Data records
______
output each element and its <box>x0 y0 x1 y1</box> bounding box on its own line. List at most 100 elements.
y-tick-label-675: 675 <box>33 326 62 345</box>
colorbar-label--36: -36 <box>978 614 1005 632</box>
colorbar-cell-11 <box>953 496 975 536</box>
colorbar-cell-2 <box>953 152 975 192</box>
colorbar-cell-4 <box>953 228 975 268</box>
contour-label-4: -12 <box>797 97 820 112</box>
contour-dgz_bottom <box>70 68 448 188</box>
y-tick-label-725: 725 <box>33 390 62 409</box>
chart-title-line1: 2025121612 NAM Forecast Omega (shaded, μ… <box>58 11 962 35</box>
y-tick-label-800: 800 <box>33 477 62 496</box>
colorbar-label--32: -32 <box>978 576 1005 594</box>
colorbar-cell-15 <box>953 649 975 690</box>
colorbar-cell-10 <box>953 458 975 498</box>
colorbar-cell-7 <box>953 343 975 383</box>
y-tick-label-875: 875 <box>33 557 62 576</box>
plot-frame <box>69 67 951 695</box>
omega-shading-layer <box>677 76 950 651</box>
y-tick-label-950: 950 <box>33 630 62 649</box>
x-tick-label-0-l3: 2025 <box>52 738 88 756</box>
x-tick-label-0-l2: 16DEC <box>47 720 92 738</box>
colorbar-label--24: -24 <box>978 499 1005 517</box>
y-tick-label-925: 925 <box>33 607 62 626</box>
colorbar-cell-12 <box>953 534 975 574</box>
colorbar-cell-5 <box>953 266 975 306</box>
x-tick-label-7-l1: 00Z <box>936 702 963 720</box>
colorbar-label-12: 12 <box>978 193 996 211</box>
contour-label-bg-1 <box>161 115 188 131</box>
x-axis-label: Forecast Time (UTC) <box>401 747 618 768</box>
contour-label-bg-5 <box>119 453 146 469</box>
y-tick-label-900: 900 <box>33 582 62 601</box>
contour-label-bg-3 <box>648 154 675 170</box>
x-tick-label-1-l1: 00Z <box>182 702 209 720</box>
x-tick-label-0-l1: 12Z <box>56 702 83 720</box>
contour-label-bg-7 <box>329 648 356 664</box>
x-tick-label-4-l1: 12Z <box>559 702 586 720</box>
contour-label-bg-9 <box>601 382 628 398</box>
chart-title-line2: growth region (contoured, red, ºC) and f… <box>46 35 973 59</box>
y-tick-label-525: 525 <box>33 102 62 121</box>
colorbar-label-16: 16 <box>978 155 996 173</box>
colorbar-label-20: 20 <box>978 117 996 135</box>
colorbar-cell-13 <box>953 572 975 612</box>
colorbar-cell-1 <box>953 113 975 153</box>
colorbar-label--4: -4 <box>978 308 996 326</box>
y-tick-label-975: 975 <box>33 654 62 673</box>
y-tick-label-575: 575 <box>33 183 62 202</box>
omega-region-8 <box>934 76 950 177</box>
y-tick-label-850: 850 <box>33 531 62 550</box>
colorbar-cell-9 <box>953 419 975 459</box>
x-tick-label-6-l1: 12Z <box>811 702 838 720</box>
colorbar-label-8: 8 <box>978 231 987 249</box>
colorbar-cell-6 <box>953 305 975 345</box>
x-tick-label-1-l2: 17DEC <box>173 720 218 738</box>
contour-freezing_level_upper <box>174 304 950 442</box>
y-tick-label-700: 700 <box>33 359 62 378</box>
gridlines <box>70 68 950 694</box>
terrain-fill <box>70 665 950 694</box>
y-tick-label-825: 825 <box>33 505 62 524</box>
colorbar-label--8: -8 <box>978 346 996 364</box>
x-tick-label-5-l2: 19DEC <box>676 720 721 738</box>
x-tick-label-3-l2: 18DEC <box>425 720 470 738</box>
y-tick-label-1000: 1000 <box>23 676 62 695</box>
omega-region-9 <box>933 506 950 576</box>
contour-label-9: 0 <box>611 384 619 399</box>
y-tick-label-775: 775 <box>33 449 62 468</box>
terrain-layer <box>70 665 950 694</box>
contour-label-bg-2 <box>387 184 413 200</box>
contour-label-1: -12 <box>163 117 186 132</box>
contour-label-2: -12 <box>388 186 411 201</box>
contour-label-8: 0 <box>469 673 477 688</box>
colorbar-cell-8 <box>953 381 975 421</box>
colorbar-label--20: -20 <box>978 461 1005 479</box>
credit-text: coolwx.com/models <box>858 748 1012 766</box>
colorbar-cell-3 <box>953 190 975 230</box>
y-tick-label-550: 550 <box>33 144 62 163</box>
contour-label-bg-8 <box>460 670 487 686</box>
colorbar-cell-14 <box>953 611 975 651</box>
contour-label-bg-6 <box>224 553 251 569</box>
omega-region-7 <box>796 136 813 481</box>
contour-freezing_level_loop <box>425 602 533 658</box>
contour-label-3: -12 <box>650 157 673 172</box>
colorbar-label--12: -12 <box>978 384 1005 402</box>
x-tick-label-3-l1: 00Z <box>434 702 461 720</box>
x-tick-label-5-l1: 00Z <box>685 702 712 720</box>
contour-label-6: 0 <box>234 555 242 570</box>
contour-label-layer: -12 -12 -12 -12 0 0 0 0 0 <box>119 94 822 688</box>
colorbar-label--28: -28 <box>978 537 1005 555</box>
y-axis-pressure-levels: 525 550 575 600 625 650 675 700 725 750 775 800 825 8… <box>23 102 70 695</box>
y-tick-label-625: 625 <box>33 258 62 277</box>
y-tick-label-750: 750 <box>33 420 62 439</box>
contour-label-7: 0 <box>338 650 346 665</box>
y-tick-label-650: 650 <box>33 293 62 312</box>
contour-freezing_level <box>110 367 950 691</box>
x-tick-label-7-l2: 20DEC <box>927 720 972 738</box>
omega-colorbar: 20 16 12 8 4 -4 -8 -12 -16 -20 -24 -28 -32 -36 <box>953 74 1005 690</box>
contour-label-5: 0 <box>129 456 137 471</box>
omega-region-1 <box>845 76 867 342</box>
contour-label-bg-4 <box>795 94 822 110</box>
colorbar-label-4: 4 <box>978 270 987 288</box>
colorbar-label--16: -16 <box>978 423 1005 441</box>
______
Copy out, word for word, everything in the material from its first line through the line containing "colorbar-cell-12 <box>953 534 975 574</box>", including that line.

* [Worked solution]:
output each element and its <box>x0 y0 x1 y1</box> bounding box on its own line. List at most 100 elements.
y-tick-label-675: 675 <box>33 326 62 345</box>
colorbar-label--36: -36 <box>978 614 1005 632</box>
colorbar-cell-11 <box>953 496 975 536</box>
colorbar-cell-2 <box>953 152 975 192</box>
colorbar-cell-4 <box>953 228 975 268</box>
contour-label-4: -12 <box>797 97 820 112</box>
contour-dgz_bottom <box>70 68 448 188</box>
y-tick-label-725: 725 <box>33 390 62 409</box>
chart-title-line1: 2025121612 NAM Forecast Omega (shaded, μ… <box>58 11 962 35</box>
y-tick-label-800: 800 <box>33 477 62 496</box>
colorbar-label--32: -32 <box>978 576 1005 594</box>
colorbar-cell-15 <box>953 649 975 690</box>
colorbar-cell-10 <box>953 458 975 498</box>
colorbar-cell-7 <box>953 343 975 383</box>
y-tick-label-875: 875 <box>33 557 62 576</box>
plot-frame <box>69 67 951 695</box>
omega-shading-layer <box>677 76 950 651</box>
y-tick-label-950: 950 <box>33 630 62 649</box>
x-tick-label-0-l3: 2025 <box>52 738 88 756</box>
x-tick-label-0-l2: 16DEC <box>47 720 92 738</box>
colorbar-label--24: -24 <box>978 499 1005 517</box>
y-tick-label-925: 925 <box>33 607 62 626</box>
colorbar-cell-12 <box>953 534 975 574</box>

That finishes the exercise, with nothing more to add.